■ What this task involves ■
Copy the data that follows, character for character, minus the pictures.

━━━ Extracted information

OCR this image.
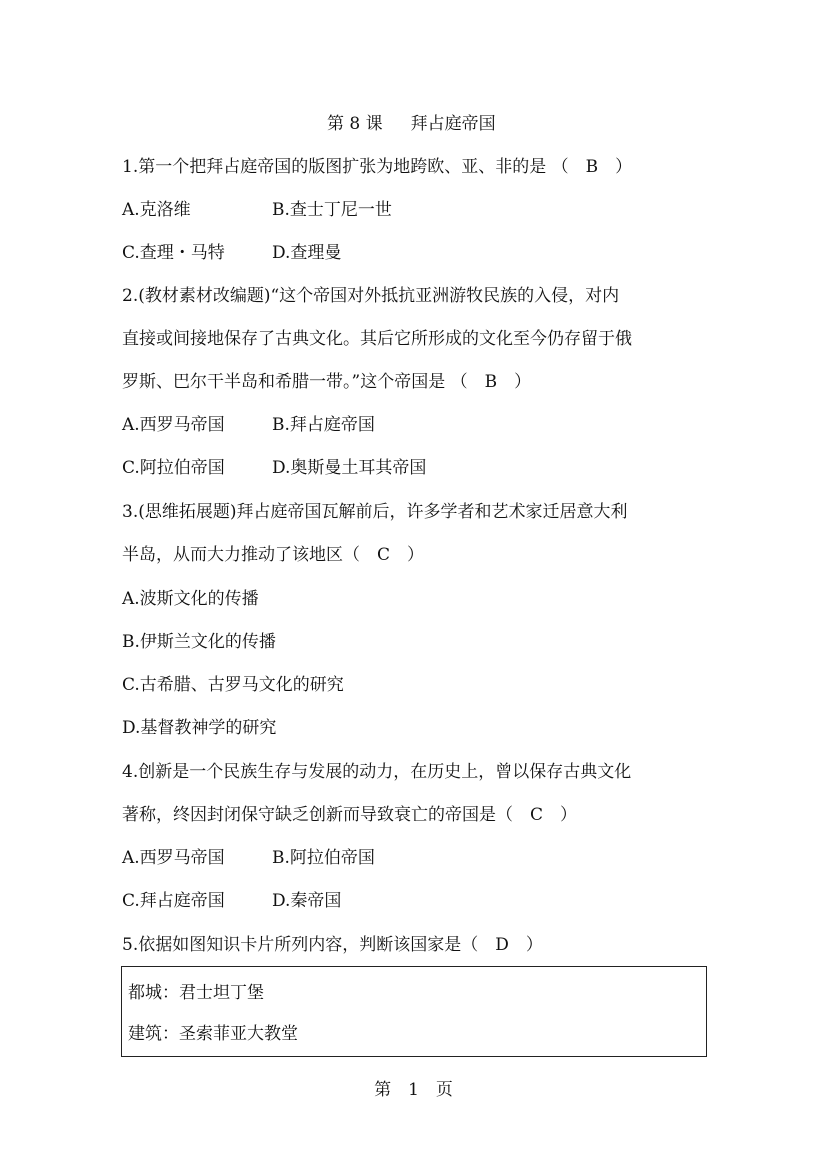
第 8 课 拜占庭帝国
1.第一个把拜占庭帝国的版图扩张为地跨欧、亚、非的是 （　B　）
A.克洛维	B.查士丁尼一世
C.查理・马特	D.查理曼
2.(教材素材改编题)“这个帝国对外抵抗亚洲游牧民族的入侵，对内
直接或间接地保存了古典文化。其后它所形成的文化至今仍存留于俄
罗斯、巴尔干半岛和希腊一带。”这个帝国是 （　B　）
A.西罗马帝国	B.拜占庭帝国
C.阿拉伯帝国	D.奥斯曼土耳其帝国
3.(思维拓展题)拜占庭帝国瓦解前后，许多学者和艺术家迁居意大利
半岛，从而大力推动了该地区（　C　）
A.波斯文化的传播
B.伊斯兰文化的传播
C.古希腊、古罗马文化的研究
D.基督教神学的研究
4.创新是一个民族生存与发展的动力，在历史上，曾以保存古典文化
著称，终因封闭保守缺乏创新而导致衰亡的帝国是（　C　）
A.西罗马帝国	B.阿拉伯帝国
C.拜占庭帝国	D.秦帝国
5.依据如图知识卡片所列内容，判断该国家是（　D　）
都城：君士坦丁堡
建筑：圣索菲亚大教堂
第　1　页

━━━━━━

■ Task solution ■
OCR this image.
第 8 课 拜占庭帝国
1.第一个把拜占庭帝国的版图扩张为地跨欧、亚、非的是 （　B　）
A.克洛维	B.查士丁尼一世
C.查理・马特	D.查理曼
2.(教材素材改编题)“这个帝国对外抵抗亚洲游牧民族的入侵，对内
直接或间接地保存了古典文化。其后它所形成的文化至今仍存留于俄
罗斯、巴尔干半岛和希腊一带。”这个帝国是 （　B　）
A.西罗马帝国	B.拜占庭帝国
C.阿拉伯帝国	D.奥斯曼土耳其帝国
3.(思维拓展题)拜占庭帝国瓦解前后，许多学者和艺术家迁居意大利
半岛，从而大力推动了该地区（　C　）
A.波斯文化的传播
B.伊斯兰文化的传播
C.古希腊、古罗马文化的研究
D.基督教神学的研究
4.创新是一个民族生存与发展的动力，在历史上，曾以保存古典文化
著称，终因封闭保守缺乏创新而导致衰亡的帝国是（　C　）
A.西罗马帝国	B.阿拉伯帝国
C.拜占庭帝国	D.秦帝国
5.依据如图知识卡片所列内容，判断该国家是（　D　）
都城：君士坦丁堡
建筑：圣索菲亚大教堂
第　1　页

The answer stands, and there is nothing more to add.